Given instruction: All of the records below need to be copied exactly.

+ + + + +

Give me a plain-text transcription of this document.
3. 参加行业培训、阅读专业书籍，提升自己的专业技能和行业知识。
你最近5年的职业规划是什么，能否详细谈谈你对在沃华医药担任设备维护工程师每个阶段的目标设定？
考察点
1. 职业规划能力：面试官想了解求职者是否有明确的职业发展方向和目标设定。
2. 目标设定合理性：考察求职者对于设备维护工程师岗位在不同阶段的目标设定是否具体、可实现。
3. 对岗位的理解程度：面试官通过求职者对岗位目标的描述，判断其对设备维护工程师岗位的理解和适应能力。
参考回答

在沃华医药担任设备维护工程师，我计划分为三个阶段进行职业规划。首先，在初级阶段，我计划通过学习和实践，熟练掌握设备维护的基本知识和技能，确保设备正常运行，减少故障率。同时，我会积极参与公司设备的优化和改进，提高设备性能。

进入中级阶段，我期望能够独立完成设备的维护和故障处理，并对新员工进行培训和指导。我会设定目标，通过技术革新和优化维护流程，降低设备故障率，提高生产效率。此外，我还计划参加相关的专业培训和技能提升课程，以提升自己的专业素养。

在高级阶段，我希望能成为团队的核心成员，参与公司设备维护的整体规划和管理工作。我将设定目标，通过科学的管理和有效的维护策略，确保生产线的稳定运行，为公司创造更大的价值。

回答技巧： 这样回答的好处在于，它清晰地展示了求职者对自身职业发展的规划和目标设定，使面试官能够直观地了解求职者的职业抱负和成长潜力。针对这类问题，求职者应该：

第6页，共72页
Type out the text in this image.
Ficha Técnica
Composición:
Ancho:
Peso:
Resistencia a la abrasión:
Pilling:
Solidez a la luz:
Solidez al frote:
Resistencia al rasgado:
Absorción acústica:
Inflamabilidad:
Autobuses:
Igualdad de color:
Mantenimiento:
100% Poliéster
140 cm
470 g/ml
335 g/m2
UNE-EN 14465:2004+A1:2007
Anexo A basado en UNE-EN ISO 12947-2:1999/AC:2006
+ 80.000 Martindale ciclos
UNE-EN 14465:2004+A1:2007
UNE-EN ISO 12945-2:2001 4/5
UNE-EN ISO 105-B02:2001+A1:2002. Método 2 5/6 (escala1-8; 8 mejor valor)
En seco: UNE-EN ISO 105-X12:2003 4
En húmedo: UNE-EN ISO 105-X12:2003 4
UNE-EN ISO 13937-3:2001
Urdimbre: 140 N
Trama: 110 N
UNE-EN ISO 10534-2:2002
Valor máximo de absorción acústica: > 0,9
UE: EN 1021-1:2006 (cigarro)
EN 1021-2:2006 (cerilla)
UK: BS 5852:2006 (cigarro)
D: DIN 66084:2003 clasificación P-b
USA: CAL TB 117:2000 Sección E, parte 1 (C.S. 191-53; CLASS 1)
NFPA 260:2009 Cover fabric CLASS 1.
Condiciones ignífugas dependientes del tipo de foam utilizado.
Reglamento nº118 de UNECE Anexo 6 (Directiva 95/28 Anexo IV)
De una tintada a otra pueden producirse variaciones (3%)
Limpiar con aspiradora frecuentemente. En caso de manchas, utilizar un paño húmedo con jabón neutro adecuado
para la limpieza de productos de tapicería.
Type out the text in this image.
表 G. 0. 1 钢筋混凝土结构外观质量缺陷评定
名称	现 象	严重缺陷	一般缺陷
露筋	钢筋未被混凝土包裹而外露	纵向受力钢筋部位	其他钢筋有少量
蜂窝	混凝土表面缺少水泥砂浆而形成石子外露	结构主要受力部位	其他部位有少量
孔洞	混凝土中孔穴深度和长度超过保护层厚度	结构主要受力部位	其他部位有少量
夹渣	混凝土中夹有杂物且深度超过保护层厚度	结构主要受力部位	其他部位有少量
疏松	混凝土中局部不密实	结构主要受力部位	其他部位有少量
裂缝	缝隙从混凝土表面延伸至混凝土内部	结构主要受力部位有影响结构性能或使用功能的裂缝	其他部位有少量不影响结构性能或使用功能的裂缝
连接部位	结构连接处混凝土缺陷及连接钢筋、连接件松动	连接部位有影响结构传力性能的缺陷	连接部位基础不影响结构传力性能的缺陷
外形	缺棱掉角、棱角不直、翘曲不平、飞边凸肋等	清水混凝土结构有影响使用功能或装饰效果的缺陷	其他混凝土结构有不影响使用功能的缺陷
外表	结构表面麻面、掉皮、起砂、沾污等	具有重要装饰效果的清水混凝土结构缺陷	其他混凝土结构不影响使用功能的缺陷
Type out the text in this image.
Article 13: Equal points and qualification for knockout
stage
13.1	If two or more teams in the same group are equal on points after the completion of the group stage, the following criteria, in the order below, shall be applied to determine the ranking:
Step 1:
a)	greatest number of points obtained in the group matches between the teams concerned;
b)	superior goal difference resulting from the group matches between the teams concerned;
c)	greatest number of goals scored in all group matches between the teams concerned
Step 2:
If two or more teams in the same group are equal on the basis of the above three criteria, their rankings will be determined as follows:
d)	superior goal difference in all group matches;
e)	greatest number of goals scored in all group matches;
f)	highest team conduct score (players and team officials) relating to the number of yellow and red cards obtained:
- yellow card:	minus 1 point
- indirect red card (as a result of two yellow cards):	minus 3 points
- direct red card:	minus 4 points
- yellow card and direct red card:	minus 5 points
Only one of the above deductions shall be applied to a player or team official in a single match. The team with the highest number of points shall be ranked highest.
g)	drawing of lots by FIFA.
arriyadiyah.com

+ + + + +

Finished exercise:
Give me a plain-text transcription of this document.
3. 参加行业培训、阅读专业书籍，提升自己的专业技能和行业知识。
你最近5年的职业规划是什么，能否详细谈谈你对在沃华医药担任设备维护工程师每个阶段的目标设定？
考察点
1. 职业规划能力：面试官想了解求职者是否有明确的职业发展方向和目标设定。
2. 目标设定合理性：考察求职者对于设备维护工程师岗位在不同阶段的目标设定是否具体、可实现。
3. 对岗位的理解程度：面试官通过求职者对岗位目标的描述，判断其对设备维护工程师岗位的理解和适应能力。
参考回答

在沃华医药担任设备维护工程师，我计划分为三个阶段进行职业规划。首先，在初级阶段，我计划通过学习和实践，熟练掌握设备维护的基本知识和技能，确保设备正常运行，减少故障率。同时，我会积极参与公司设备的优化和改进，提高设备性能。

进入中级阶段，我期望能够独立完成设备的维护和故障处理，并对新员工进行培训和指导。我会设定目标，通过技术革新和优化维护流程，降低设备故障率，提高生产效率。此外，我还计划参加相关的专业培训和技能提升课程，以提升自己的专业素养。

在高级阶段，我希望能成为团队的核心成员，参与公司设备维护的整体规划和管理工作。我将设定目标，通过科学的管理和有效的维护策略，确保生产线的稳定运行，为公司创造更大的价值。

回答技巧： 这样回答的好处在于，它清晰地展示了求职者对自身职业发展的规划和目标设定，使面试官能够直观地了解求职者的职业抱负和成长潜力。针对这类问题，求职者应该：

第6页，共72页
Type out the text in this image.
Ficha Técnica
Composición:
Ancho:
Peso:
Resistencia a la abrasión:
Pilling:
Solidez a la luz:
Solidez al frote:
Resistencia al rasgado:
Absorción acústica:
Inflamabilidad:
Autobuses:
Igualdad de color:
Mantenimiento:
100% Poliéster
140 cm
470 g/ml
335 g/m2
UNE-EN 14465:2004+A1:2007
Anexo A basado en UNE-EN ISO 12947-2:1999/AC:2006
+ 80.000 Martindale ciclos
UNE-EN 14465:2004+A1:2007
UNE-EN ISO 12945-2:2001 4/5
UNE-EN ISO 105-B02:2001+A1:2002. Método 2 5/6 (escala1-8; 8 mejor valor)
En seco: UNE-EN ISO 105-X12:2003 4
En húmedo: UNE-EN ISO 105-X12:2003 4
UNE-EN ISO 13937-3:2001
Urdimbre: 140 N
Trama: 110 N
UNE-EN ISO 10534-2:2002
Valor máximo de absorción acústica: > 0,9
UE: EN 1021-1:2006 (cigarro)
EN 1021-2:2006 (cerilla)
UK: BS 5852:2006 (cigarro)
D: DIN 66084:2003 clasificación P-b
USA: CAL TB 117:2000 Sección E, parte 1 (C.S. 191-53; CLASS 1)
NFPA 260:2009 Cover fabric CLASS 1.
Condiciones ignífugas dependientes del tipo de foam utilizado.
Reglamento nº118 de UNECE Anexo 6 (Directiva 95/28 Anexo IV)
De una tintada a otra pueden producirse variaciones (3%)
Limpiar con aspiradora frecuentemente. En caso de manchas, utilizar un paño húmedo con jabón neutro adecuado
para la limpieza de productos de tapicería.
Type out the text in this image.
表 G. 0. 1 钢筋混凝土结构外观质量缺陷评定
名称	现 象	严重缺陷	一般缺陷
露筋	钢筋未被混凝土包裹而外露	纵向受力钢筋部位	其他钢筋有少量
蜂窝	混凝土表面缺少水泥砂浆而形成石子外露	结构主要受力部位	其他部位有少量
孔洞	混凝土中孔穴深度和长度超过保护层厚度	结构主要受力部位	其他部位有少量
夹渣	混凝土中夹有杂物且深度超过保护层厚度	结构主要受力部位	其他部位有少量
疏松	混凝土中局部不密实	结构主要受力部位	其他部位有少量
裂缝	缝隙从混凝土表面延伸至混凝土内部	结构主要受力部位有影响结构性能或使用功能的裂缝	其他部位有少量不影响结构性能或使用功能的裂缝
连接部位	结构连接处混凝土缺陷及连接钢筋、连接件松动	连接部位有影响结构传力性能的缺陷	连接部位基础不影响结构传力性能的缺陷
外形	缺棱掉角、棱角不直、翘曲不平、飞边凸肋等	清水混凝土结构有影响使用功能或装饰效果的缺陷	其他混凝土结构有不影响使用功能的缺陷
外表	结构表面麻面、掉皮、起砂、沾污等	具有重要装饰效果的清水混凝土结构缺陷	其他混凝土结构不影响使用功能的缺陷
Type out the text in this image.
Article 13: Equal points and qualification for knockout
stage
13.1	If two or more teams in the same group are equal on points after the completion of the group stage, the following criteria, in the order below, shall be applied to determine the ranking:
Step 1:
a)	greatest number of points obtained in the group matches between the teams concerned;
b)	superior goal difference resulting from the group matches between the teams concerned;
c)	greatest number of goals scored in all group matches between the teams concerned
Step 2:
If two or more teams in the same group are equal on the basis of the above three criteria, their rankings will be determined as follows:
d)	superior goal difference in all group matches;
e)	greatest number of goals scored in all group matches;
f)	highest team conduct score (players and team officials) relating to the number of yellow and red cards obtained:
- yellow card:	minus 1 point
- indirect red card (as a result of two yellow cards):	minus 3 points
- direct red card:	minus 4 points
- yellow card and direct red card:	minus 5 points
Only one of the above deductions shall be applied to a player or team official in a single match. The team with the highest number of points shall be ranked highest.
g)	drawing of lots by FIFA.
arriyadiyah.com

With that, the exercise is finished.